#### ENTRIES SHOWN:
# # #
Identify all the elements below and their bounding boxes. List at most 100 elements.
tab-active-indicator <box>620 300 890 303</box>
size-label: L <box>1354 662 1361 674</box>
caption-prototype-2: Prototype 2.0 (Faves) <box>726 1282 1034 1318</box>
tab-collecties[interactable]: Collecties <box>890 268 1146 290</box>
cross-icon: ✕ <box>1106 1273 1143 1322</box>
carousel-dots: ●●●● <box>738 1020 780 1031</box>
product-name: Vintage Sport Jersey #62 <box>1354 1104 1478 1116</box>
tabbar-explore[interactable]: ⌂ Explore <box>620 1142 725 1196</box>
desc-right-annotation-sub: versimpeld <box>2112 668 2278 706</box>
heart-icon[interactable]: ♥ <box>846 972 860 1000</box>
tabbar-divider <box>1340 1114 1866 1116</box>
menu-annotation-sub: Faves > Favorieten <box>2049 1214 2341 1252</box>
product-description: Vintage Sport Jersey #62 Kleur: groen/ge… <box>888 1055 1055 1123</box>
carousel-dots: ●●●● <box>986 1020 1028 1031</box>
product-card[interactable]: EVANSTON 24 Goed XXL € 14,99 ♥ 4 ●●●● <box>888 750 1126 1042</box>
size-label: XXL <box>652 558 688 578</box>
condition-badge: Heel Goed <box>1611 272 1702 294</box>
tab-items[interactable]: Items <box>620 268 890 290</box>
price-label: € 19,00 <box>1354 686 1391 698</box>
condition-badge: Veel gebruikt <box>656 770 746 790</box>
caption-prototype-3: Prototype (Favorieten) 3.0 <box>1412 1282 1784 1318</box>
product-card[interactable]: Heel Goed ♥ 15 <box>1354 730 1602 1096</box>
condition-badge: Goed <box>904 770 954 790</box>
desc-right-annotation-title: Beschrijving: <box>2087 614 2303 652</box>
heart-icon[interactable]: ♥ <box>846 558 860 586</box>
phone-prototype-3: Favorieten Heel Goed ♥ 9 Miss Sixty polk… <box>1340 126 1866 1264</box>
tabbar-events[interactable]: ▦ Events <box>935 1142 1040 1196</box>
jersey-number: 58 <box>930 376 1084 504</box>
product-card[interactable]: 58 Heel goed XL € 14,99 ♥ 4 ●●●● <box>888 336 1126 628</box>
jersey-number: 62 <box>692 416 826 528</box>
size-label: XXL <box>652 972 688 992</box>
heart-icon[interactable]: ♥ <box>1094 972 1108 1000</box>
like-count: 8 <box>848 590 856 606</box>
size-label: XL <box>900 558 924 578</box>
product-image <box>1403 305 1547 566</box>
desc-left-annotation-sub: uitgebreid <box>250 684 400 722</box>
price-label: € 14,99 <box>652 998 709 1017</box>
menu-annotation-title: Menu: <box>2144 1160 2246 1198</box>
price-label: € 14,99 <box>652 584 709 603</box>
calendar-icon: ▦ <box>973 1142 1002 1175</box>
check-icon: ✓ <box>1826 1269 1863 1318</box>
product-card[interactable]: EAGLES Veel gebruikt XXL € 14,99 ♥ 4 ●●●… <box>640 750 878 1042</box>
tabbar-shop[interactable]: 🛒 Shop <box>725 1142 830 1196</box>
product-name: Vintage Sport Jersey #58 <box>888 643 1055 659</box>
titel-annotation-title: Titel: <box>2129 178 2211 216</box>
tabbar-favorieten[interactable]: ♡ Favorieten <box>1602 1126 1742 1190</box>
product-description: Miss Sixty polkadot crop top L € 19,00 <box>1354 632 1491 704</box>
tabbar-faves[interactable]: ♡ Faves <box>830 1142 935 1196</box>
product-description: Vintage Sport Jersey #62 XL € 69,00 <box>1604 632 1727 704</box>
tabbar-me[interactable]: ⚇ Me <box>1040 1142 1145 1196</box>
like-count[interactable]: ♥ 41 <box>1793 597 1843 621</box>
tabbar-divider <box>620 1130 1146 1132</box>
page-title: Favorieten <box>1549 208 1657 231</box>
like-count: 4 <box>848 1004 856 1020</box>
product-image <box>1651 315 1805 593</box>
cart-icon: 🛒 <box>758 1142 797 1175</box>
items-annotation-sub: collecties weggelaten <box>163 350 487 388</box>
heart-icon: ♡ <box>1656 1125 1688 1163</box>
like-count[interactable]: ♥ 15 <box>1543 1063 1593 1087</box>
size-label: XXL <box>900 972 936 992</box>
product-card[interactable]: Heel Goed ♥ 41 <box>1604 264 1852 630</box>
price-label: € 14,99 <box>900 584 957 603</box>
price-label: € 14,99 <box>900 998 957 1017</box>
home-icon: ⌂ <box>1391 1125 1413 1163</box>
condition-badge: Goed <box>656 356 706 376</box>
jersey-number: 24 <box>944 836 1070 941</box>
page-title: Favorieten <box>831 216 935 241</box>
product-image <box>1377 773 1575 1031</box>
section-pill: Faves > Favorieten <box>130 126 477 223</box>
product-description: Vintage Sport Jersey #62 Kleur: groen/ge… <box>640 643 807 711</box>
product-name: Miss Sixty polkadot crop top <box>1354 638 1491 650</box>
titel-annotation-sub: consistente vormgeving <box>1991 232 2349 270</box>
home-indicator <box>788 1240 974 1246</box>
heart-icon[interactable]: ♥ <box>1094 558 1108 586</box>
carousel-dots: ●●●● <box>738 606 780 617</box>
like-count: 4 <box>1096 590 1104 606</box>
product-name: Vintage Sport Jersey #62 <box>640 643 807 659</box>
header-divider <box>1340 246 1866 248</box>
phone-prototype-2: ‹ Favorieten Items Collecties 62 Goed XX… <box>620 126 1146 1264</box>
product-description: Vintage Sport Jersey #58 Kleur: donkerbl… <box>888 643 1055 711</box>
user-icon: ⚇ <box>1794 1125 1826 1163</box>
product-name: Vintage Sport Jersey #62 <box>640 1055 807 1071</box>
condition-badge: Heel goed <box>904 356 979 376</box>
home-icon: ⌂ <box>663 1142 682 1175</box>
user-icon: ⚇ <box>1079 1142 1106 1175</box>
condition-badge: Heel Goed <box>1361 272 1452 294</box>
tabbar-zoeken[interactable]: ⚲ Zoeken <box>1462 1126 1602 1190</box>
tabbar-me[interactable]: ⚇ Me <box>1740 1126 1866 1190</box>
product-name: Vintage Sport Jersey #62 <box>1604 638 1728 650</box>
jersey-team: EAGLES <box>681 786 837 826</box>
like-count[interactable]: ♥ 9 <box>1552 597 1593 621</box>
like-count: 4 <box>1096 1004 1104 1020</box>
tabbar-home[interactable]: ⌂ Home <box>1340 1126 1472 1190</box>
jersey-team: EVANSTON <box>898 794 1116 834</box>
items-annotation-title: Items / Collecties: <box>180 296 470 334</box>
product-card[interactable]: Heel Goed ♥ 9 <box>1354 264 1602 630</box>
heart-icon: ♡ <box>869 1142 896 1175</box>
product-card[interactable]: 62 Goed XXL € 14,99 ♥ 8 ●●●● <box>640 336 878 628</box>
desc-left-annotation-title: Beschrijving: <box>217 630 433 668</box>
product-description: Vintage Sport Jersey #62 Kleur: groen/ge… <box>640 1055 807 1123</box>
# # #
Transcribe the listing word for word, from its first line down through the line that contains "menu-annotation-title: Menu: <box>2144", including both of those lines.

#### FULL SOLUTION:
Identify all the elements below and their bounding boxes. List at most 100 elements.
tab-active-indicator <box>620 300 890 303</box>
size-label: L <box>1354 662 1361 674</box>
caption-prototype-2: Prototype 2.0 (Faves) <box>726 1282 1034 1318</box>
tab-collecties[interactable]: Collecties <box>890 268 1146 290</box>
cross-icon: ✕ <box>1106 1273 1143 1322</box>
carousel-dots: ●●●● <box>738 1020 780 1031</box>
product-name: Vintage Sport Jersey #62 <box>1354 1104 1478 1116</box>
tabbar-explore[interactable]: ⌂ Explore <box>620 1142 725 1196</box>
desc-right-annotation-sub: versimpeld <box>2112 668 2278 706</box>
heart-icon[interactable]: ♥ <box>846 972 860 1000</box>
tabbar-divider <box>1340 1114 1866 1116</box>
menu-annotation-sub: Faves > Favorieten <box>2049 1214 2341 1252</box>
product-description: Vintage Sport Jersey #62 Kleur: groen/ge… <box>888 1055 1055 1123</box>
carousel-dots: ●●●● <box>986 1020 1028 1031</box>
product-card[interactable]: EVANSTON 24 Goed XXL € 14,99 ♥ 4 ●●●● <box>888 750 1126 1042</box>
size-label: XXL <box>652 558 688 578</box>
condition-badge: Heel Goed <box>1611 272 1702 294</box>
tab-items[interactable]: Items <box>620 268 890 290</box>
price-label: € 19,00 <box>1354 686 1391 698</box>
condition-badge: Veel gebruikt <box>656 770 746 790</box>
caption-prototype-3: Prototype (Favorieten) 3.0 <box>1412 1282 1784 1318</box>
product-card[interactable]: Heel Goed ♥ 15 <box>1354 730 1602 1096</box>
condition-badge: Goed <box>904 770 954 790</box>
desc-right-annotation-title: Beschrijving: <box>2087 614 2303 652</box>
heart-icon[interactable]: ♥ <box>846 558 860 586</box>
phone-prototype-3: Favorieten Heel Goed ♥ 9 Miss Sixty polk… <box>1340 126 1866 1264</box>
tabbar-events[interactable]: ▦ Events <box>935 1142 1040 1196</box>
jersey-number: 58 <box>930 376 1084 504</box>
product-card[interactable]: 58 Heel goed XL € 14,99 ♥ 4 ●●●● <box>888 336 1126 628</box>
jersey-number: 62 <box>692 416 826 528</box>
size-label: XXL <box>652 972 688 992</box>
heart-icon[interactable]: ♥ <box>1094 972 1108 1000</box>
like-count: 8 <box>848 590 856 606</box>
size-label: XL <box>900 558 924 578</box>
product-image <box>1403 305 1547 566</box>
desc-left-annotation-sub: uitgebreid <box>250 684 400 722</box>
price-label: € 14,99 <box>652 998 709 1017</box>
menu-annotation-title: Menu: <box>2144 1160 2246 1198</box>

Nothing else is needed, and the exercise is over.